▶ **Stated task**: Determine how many lines contain the string "mobile", then reply with that figure only.

(Stored data entries)
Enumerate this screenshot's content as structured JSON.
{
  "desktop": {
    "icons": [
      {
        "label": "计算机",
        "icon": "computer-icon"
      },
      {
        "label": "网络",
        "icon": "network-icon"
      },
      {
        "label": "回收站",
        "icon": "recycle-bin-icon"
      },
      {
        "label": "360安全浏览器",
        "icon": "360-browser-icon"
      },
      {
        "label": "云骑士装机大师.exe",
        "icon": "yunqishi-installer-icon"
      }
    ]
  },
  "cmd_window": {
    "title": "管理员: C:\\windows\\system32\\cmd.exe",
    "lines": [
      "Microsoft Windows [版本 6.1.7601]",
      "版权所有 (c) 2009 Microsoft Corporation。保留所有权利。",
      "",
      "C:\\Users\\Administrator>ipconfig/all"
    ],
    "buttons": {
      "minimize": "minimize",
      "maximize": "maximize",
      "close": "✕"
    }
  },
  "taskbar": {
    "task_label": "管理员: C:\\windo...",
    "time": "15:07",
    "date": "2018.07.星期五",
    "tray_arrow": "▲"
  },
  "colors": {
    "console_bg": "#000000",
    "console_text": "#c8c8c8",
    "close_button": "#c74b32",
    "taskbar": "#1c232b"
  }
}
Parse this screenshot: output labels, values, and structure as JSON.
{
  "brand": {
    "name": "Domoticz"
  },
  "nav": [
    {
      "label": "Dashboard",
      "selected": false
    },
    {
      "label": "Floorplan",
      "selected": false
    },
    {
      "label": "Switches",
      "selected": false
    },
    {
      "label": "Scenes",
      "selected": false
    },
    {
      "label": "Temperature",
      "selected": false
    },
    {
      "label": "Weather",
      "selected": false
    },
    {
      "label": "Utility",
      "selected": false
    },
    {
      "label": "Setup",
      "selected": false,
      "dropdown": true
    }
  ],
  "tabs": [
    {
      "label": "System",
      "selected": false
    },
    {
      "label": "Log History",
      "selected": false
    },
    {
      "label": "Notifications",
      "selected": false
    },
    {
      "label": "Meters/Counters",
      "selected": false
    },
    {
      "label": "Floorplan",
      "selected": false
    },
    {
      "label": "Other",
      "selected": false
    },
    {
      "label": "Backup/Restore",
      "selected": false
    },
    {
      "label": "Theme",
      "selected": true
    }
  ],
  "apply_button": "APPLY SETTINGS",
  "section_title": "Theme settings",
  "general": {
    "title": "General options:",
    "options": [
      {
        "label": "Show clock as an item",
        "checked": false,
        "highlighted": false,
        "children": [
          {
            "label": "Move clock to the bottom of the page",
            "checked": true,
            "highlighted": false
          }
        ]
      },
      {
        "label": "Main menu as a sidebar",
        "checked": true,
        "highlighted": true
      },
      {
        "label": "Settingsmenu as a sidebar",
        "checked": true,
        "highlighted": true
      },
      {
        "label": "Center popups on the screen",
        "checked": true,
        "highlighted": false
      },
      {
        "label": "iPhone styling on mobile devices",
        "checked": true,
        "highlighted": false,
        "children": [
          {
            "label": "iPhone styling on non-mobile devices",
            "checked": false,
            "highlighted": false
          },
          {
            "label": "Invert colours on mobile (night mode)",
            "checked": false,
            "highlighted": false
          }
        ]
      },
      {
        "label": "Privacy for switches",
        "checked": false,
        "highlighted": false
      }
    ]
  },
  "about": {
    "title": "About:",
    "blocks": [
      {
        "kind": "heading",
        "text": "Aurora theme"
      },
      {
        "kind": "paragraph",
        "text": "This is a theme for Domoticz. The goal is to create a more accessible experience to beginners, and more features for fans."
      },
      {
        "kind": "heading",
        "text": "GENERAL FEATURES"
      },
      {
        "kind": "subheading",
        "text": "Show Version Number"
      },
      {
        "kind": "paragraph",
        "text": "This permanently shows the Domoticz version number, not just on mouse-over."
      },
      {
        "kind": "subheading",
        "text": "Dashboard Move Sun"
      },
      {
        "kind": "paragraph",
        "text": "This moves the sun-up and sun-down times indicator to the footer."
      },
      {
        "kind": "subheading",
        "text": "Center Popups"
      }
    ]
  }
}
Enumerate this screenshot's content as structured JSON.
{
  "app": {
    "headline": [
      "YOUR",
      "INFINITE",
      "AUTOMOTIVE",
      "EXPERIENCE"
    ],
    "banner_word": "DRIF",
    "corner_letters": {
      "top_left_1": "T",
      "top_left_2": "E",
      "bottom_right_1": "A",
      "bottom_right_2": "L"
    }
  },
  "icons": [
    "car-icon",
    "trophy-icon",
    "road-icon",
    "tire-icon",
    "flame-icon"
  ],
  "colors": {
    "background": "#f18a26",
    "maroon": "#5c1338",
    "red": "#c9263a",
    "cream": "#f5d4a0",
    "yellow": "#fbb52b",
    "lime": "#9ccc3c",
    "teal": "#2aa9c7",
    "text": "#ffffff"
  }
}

▶ **Solution to this task**: 3